## REQUIREMENTS
Output exactly the lines that run from the line with "Decode this image" to the end of the material, both ends included, and no other lines.

## EXTRACTED ENTRIES
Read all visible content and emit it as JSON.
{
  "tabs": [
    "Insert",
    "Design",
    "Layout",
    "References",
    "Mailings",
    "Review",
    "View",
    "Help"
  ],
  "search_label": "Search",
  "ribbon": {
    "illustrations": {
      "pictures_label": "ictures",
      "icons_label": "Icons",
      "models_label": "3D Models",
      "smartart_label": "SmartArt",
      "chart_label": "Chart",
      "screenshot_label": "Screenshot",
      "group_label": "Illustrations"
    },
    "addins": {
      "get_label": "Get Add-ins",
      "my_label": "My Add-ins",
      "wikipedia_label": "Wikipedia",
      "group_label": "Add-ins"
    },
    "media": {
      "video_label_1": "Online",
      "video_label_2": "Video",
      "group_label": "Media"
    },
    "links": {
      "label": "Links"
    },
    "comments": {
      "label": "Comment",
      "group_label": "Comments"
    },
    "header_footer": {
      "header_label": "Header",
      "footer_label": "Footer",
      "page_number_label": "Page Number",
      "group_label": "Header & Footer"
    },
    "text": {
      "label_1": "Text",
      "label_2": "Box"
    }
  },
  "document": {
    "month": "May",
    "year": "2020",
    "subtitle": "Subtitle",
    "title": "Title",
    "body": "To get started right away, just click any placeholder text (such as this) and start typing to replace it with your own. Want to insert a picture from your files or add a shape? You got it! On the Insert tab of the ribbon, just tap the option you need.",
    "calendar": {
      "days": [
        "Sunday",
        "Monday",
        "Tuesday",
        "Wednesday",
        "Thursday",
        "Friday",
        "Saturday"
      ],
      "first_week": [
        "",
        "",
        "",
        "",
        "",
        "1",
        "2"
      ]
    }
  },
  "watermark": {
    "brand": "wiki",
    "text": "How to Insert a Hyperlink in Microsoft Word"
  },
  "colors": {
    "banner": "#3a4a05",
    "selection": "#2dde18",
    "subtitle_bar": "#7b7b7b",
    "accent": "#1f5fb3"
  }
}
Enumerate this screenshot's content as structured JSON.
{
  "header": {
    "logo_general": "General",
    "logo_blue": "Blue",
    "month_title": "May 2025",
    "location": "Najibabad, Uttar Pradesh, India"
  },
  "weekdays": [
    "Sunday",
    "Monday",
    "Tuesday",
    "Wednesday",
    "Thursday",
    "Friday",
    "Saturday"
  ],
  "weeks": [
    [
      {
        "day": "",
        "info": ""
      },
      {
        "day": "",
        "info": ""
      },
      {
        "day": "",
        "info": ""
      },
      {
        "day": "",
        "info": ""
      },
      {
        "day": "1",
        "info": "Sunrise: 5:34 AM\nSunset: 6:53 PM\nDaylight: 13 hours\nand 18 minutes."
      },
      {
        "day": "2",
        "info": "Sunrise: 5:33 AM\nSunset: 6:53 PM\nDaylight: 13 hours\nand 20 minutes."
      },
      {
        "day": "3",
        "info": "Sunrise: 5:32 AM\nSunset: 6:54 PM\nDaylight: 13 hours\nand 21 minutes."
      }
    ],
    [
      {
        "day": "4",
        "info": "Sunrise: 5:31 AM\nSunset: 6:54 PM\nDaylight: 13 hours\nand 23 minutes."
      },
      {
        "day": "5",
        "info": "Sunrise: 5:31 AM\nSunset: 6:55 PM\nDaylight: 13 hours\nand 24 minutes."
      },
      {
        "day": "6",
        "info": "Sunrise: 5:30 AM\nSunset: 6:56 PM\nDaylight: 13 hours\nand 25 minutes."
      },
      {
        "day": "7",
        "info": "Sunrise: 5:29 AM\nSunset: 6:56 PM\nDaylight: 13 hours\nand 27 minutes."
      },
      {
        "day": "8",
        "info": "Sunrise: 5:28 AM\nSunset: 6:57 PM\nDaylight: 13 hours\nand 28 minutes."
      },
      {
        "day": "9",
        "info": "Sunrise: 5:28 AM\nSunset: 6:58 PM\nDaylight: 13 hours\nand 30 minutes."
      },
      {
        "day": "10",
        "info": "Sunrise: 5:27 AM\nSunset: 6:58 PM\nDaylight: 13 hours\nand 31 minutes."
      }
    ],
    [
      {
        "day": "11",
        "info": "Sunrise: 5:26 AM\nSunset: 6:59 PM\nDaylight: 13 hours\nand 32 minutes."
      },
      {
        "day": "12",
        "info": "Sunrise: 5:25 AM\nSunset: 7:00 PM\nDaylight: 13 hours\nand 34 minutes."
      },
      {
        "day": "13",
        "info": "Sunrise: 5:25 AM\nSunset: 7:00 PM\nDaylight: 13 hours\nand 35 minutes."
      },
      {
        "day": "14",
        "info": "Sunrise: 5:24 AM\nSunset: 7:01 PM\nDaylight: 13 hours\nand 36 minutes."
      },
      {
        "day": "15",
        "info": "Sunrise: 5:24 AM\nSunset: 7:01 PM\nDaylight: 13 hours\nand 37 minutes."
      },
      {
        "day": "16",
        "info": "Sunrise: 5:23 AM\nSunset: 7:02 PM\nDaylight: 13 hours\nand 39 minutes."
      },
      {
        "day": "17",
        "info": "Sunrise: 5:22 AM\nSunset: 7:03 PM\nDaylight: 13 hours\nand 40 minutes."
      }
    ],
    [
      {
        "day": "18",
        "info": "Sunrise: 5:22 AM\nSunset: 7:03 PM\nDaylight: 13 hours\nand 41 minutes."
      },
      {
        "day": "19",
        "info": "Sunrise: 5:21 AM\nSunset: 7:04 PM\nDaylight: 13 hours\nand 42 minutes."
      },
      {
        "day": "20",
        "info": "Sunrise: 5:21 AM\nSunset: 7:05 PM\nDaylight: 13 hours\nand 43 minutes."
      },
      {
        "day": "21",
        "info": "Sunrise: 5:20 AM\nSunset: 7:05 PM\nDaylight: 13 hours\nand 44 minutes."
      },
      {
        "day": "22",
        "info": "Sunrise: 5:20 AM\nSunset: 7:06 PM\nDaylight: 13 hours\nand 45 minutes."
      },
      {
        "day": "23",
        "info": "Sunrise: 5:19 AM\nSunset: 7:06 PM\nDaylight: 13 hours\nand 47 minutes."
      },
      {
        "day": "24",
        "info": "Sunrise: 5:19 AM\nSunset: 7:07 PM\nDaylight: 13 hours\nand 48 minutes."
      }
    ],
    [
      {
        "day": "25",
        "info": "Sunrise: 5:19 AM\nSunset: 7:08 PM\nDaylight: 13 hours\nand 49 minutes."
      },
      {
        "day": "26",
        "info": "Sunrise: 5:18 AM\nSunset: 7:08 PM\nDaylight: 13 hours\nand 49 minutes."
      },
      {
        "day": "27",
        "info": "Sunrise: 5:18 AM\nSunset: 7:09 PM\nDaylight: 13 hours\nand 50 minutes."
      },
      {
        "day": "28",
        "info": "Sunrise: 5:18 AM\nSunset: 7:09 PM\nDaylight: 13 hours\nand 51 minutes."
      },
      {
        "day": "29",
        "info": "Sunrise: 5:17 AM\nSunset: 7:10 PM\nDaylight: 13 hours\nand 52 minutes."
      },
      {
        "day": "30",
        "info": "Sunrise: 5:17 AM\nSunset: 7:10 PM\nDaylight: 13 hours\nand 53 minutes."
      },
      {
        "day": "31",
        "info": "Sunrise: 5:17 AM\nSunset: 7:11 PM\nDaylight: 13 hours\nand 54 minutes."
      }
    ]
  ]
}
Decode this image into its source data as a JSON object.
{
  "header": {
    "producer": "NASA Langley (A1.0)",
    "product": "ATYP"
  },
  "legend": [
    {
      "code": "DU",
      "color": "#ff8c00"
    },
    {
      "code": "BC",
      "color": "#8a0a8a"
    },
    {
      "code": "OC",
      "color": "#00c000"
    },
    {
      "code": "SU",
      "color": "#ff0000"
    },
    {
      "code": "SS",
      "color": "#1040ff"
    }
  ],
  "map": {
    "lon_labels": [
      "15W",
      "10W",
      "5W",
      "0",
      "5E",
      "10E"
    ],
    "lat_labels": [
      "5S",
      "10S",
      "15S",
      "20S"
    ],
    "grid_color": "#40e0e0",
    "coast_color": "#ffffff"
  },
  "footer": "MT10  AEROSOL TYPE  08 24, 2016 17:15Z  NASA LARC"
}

## CORRECT RESULT
Decode this image into its source data as a JSON object.
{
  "header": {
    "producer": "NASA Langley (A1.0)",
    "product": "ATYP"
  },
  "legend": [
    {
      "code": "DU",
      "color": "#ff8c00"
    },
    {
      "code": "BC",
      "color": "#8a0a8a"
    },
    {
      "code": "OC",
      "color": "#00c000"
    },
    {
      "code": "SU",
      "color": "#ff0000"
    },
    {
      "code": "SS",
      "color": "#1040ff"
    }
  ],
  "map": {
    "lon_labels": [
      "15W",
      "10W",
      "5W",
      "0",
      "5E",
      "10E"
    ],
    "lat_labels": [
      "5S",
      "10S",
      "15S",
      "20S"
    ],
    "grid_color": "#40e0e0",
    "coast_color": "#ffffff"
  },
  "footer": "MT10  AEROSOL TYPE  08 24, 2016 17:15Z  NASA LARC"
}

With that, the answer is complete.